Task instructions
Your task is to transcribe all of the records exactly and leave out the pictures.

Source material

*-*-*

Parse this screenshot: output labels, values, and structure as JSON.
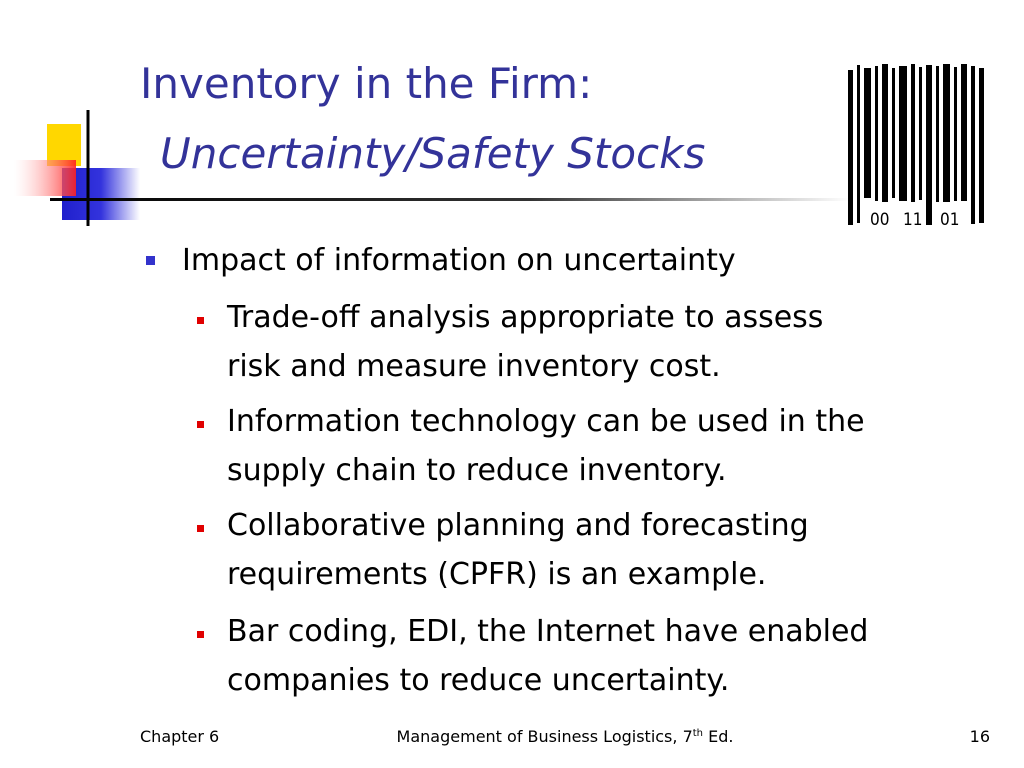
{
  "slide": {
    "title": {
      "line1": "Inventory in the Firm:",
      "line2": "Uncertainty/Safety Stocks"
    },
    "barcode_digits": [
      "00",
      "11",
      "01"
    ],
    "bullets": [
      {
        "text": "Impact of information on uncertainty",
        "sub": [
          [
            "Trade-off analysis appropriate to assess",
            "risk and measure inventory cost."
          ],
          [
            "Information technology can be used in the",
            "supply chain to reduce inventory."
          ],
          [
            "Collaborative planning and forecasting",
            "requirements (CPFR) is an example."
          ],
          [
            "Bar coding, EDI, the Internet have enabled",
            "companies to reduce uncertainty."
          ]
        ]
      }
    ],
    "footer": {
      "left": "Chapter 6",
      "center": "Management of Business Logistics, 7",
      "center_sup": "th",
      "center_end": " Ed.",
      "right": "16"
    }
  }
}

*-*-*

Final result
Parse this screenshot: output labels, values, and structure as JSON.
{
  "slide": {
    "title": {
      "line1": "Inventory in the Firm:",
      "line2": "Uncertainty/Safety Stocks"
    },
    "barcode_digits": [
      "00",
      "11",
      "01"
    ],
    "bullets": [
      {
        "text": "Impact of information on uncertainty",
        "sub": [
          [
            "Trade-off analysis appropriate to assess",
            "risk and measure inventory cost."
          ],
          [
            "Information technology can be used in the",
            "supply chain to reduce inventory."
          ],
          [
            "Collaborative planning and forecasting",
            "requirements (CPFR) is an example."
          ],
          [
            "Bar coding, EDI, the Internet have enabled",
            "companies to reduce uncertainty."
          ]
        ]
      }
    ],
    "footer": {
      "left": "Chapter 6",
      "center": "Management of Business Logistics, 7",
      "center_sup": "th",
      "center_end": " Ed.",
      "right": "16"
    }
  }
}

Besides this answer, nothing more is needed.